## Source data
(begin)

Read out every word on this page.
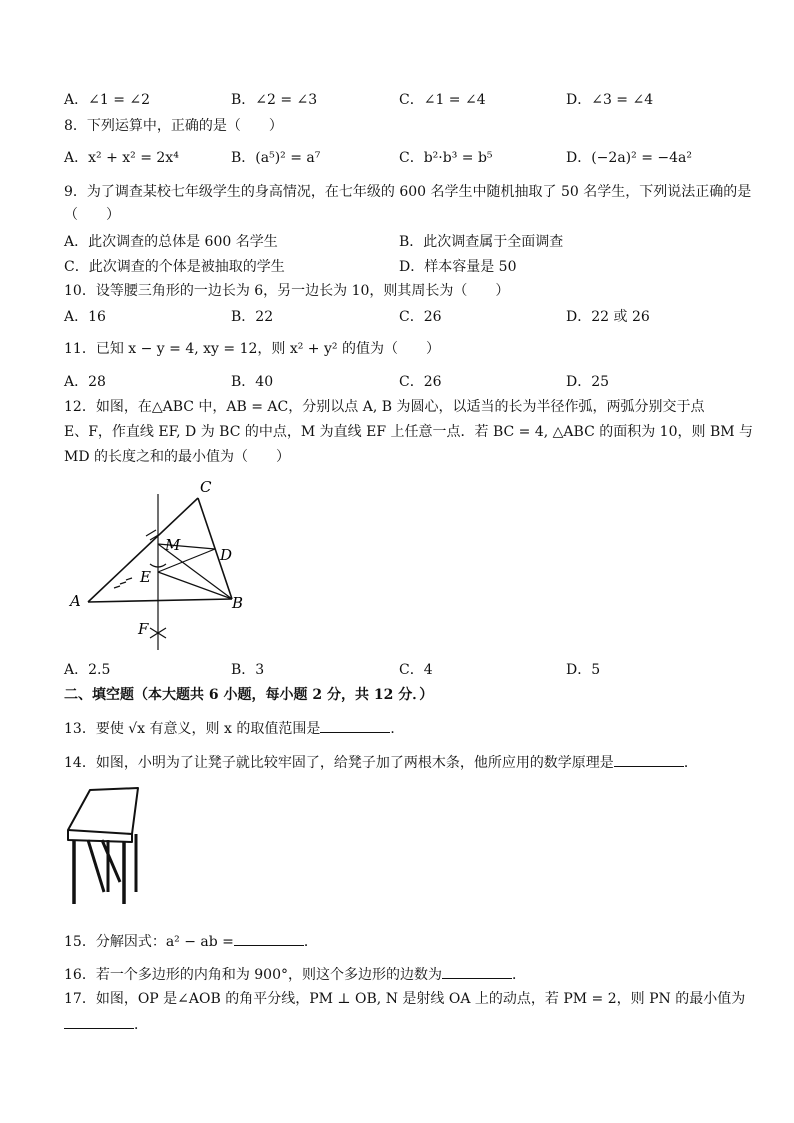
A．∠1 = ∠2	B．∠2 = ∠3	C．∠1 = ∠4	D．∠3 = ∠4
8．下列运算中，正确的是（　　）
A．x² + x² = 2x⁴	B．(a⁵)² = a⁷	C．b²·b³ = b⁵	D．(−2a)² = −4a²
9．为了调查某校七年级学生的身高情况，在七年级的 600 名学生中随机抽取了 50 名学生，下列说法正确的是
（　　）
A．此次调查的总体是 600 名学生	B．此次调查属于全面调查
C．此次调查的个体是被抽取的学生	D．样本容量是 50
10．设等腰三角形的一边长为 6，另一边长为 10，则其周长为（　　）
A．16	B．22	C．26	D．22 或 26
11．已知 x − y = 4, xy = 12，则 x² + y² 的值为（　　）
A．28	B．40	C．26	D．25
12．如图，在△ABC 中，AB = AC，分别以点 A, B 为圆心，以适当的长为半径作弧，两弧分别交于点
E、F，作直线 EF, D 为 BC 的中点，M 为直线 EF 上任意一点．若 BC = 4, △ABC 的面积为 10，则 BM 与
MD 的长度之和的最小值为（　　）
C
M
D
E
A	B
F
A．2.5	B．3	C．4	D．5
二、填空题（本大题共 6 小题，每小题 2 分，共 12 分．）
13．要使 √x 有意义，则 x 的取值范围是	．
14．如图，小明为了让凳子就比较牢固了，给凳子加了两根木条，他所应用的数学原理是	．
15．分解因式：a² − ab =	．
16．若一个多边形的内角和为 900°，则这个多边形的边数为	．
17．如图，OP 是∠AOB 的角平分线，PM ⊥ OB, N 是射线 OA 上的动点，若 PM = 2，则 PN 的最小值为
．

(end)

## Exercise goal
Omitting all images, retype each line of the records precisely.

## Response to the exercise
Read out every word on this page.
A．∠1 = ∠2	B．∠2 = ∠3	C．∠1 = ∠4	D．∠3 = ∠4
8．下列运算中，正确的是（　　）
A．x² + x² = 2x⁴	B．(a⁵)² = a⁷	C．b²·b³ = b⁵	D．(−2a)² = −4a²
9．为了调查某校七年级学生的身高情况，在七年级的 600 名学生中随机抽取了 50 名学生，下列说法正确的是
（　　）
A．此次调查的总体是 600 名学生	B．此次调查属于全面调查
C．此次调查的个体是被抽取的学生	D．样本容量是 50
10．设等腰三角形的一边长为 6，另一边长为 10，则其周长为（　　）
A．16	B．22	C．26	D．22 或 26
11．已知 x − y = 4, xy = 12，则 x² + y² 的值为（　　）
A．28	B．40	C．26	D．25
12．如图，在△ABC 中，AB = AC，分别以点 A, B 为圆心，以适当的长为半径作弧，两弧分别交于点
E、F，作直线 EF, D 为 BC 的中点，M 为直线 EF 上任意一点．若 BC = 4, △ABC 的面积为 10，则 BM 与
MD 的长度之和的最小值为（　　）
C
M
D
E
A	B
F
A．2.5	B．3	C．4	D．5
二、填空题（本大题共 6 小题，每小题 2 分，共 12 分．）
13．要使 √x 有意义，则 x 的取值范围是	．
14．如图，小明为了让凳子就比较牢固了，给凳子加了两根木条，他所应用的数学原理是	．
15．分解因式：a² − ab =	．
16．若一个多边形的内角和为 900°，则这个多边形的边数为	．
17．如图，OP 是∠AOB 的角平分线，PM ⊥ OB, N 是射线 OA 上的动点，若 PM = 2，则 PN 的最小值为
．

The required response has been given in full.